• What you have to do
Reproduce the full listing that appears beneath this instruction exactly.

• Exercise materials
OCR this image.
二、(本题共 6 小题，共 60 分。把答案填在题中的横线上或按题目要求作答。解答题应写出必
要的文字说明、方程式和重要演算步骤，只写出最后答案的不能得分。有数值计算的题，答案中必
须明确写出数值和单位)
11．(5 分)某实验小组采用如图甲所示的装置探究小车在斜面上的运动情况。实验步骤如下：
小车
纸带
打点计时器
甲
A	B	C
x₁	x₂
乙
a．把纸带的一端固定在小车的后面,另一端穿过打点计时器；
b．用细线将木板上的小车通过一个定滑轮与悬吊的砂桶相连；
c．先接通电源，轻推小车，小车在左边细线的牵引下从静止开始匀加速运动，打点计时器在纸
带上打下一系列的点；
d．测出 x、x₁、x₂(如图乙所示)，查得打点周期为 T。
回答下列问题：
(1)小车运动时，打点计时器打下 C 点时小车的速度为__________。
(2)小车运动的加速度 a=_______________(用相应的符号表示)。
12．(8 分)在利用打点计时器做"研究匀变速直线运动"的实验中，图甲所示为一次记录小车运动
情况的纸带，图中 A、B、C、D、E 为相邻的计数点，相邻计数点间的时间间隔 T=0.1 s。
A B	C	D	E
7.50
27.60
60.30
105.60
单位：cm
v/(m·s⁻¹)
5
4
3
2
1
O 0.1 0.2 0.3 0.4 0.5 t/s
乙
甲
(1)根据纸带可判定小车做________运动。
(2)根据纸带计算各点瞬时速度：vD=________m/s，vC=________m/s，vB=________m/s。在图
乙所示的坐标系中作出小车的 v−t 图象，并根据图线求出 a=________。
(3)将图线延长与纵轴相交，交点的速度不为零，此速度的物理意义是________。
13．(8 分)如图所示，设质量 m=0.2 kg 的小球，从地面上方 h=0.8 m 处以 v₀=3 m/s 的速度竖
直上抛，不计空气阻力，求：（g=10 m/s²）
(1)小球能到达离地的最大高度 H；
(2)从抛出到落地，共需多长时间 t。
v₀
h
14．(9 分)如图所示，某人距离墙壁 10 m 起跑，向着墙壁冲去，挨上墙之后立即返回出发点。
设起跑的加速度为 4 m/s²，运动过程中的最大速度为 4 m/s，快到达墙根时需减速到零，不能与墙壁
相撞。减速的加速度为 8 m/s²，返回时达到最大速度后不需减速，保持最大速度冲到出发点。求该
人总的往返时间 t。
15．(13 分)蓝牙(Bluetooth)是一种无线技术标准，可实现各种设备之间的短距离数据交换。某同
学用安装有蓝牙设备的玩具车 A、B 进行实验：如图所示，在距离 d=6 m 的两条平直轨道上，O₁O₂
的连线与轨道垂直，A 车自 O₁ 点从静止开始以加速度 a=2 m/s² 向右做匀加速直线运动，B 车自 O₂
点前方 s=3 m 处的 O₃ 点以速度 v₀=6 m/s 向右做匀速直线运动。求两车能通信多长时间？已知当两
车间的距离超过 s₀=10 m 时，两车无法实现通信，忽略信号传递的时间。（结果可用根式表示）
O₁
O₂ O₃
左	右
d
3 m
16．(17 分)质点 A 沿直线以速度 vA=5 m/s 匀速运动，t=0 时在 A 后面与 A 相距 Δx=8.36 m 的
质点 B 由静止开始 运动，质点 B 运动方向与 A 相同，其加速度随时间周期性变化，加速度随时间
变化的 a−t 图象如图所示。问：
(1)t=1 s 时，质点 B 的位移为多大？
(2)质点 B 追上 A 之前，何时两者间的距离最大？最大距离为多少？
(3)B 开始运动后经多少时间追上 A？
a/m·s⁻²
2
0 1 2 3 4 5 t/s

• Finished answer
OCR this image.
二、(本题共 6 小题，共 60 分。把答案填在题中的横线上或按题目要求作答。解答题应写出必
要的文字说明、方程式和重要演算步骤，只写出最后答案的不能得分。有数值计算的题，答案中必
须明确写出数值和单位)
11．(5 分)某实验小组采用如图甲所示的装置探究小车在斜面上的运动情况。实验步骤如下：
小车
纸带
打点计时器
甲
A	B	C
x₁	x₂
乙
a．把纸带的一端固定在小车的后面,另一端穿过打点计时器；
b．用细线将木板上的小车通过一个定滑轮与悬吊的砂桶相连；
c．先接通电源，轻推小车，小车在左边细线的牵引下从静止开始匀加速运动，打点计时器在纸
带上打下一系列的点；
d．测出 x、x₁、x₂(如图乙所示)，查得打点周期为 T。
回答下列问题：
(1)小车运动时，打点计时器打下 C 点时小车的速度为__________。
(2)小车运动的加速度 a=_______________(用相应的符号表示)。
12．(8 分)在利用打点计时器做"研究匀变速直线运动"的实验中，图甲所示为一次记录小车运动
情况的纸带，图中 A、B、C、D、E 为相邻的计数点，相邻计数点间的时间间隔 T=0.1 s。
A B	C	D	E
7.50
27.60
60.30
105.60
单位：cm
v/(m·s⁻¹)
5
4
3
2
1
O 0.1 0.2 0.3 0.4 0.5 t/s
乙
甲
(1)根据纸带可判定小车做________运动。
(2)根据纸带计算各点瞬时速度：vD=________m/s，vC=________m/s，vB=________m/s。在图
乙所示的坐标系中作出小车的 v−t 图象，并根据图线求出 a=________。
(3)将图线延长与纵轴相交，交点的速度不为零，此速度的物理意义是________。
13．(8 分)如图所示，设质量 m=0.2 kg 的小球，从地面上方 h=0.8 m 处以 v₀=3 m/s 的速度竖
直上抛，不计空气阻力，求：（g=10 m/s²）
(1)小球能到达离地的最大高度 H；
(2)从抛出到落地，共需多长时间 t。
v₀
h
14．(9 分)如图所示，某人距离墙壁 10 m 起跑，向着墙壁冲去，挨上墙之后立即返回出发点。
设起跑的加速度为 4 m/s²，运动过程中的最大速度为 4 m/s，快到达墙根时需减速到零，不能与墙壁
相撞。减速的加速度为 8 m/s²，返回时达到最大速度后不需减速，保持最大速度冲到出发点。求该
人总的往返时间 t。
15．(13 分)蓝牙(Bluetooth)是一种无线技术标准，可实现各种设备之间的短距离数据交换。某同
学用安装有蓝牙设备的玩具车 A、B 进行实验：如图所示，在距离 d=6 m 的两条平直轨道上，O₁O₂
的连线与轨道垂直，A 车自 O₁ 点从静止开始以加速度 a=2 m/s² 向右做匀加速直线运动，B 车自 O₂
点前方 s=3 m 处的 O₃ 点以速度 v₀=6 m/s 向右做匀速直线运动。求两车能通信多长时间？已知当两
车间的距离超过 s₀=10 m 时，两车无法实现通信，忽略信号传递的时间。（结果可用根式表示）
O₁
O₂ O₃
左	右
d
3 m
16．(17 分)质点 A 沿直线以速度 vA=5 m/s 匀速运动，t=0 时在 A 后面与 A 相距 Δx=8.36 m 的
质点 B 由静止开始 运动，质点 B 运动方向与 A 相同，其加速度随时间周期性变化，加速度随时间
变化的 a−t 图象如图所示。问：
(1)t=1 s 时，质点 B 的位移为多大？
(2)质点 B 追上 A 之前，何时两者间的距离最大？最大距离为多少？
(3)B 开始运动后经多少时间追上 A？
a/m·s⁻²
2
0 1 2 3 4 5 t/s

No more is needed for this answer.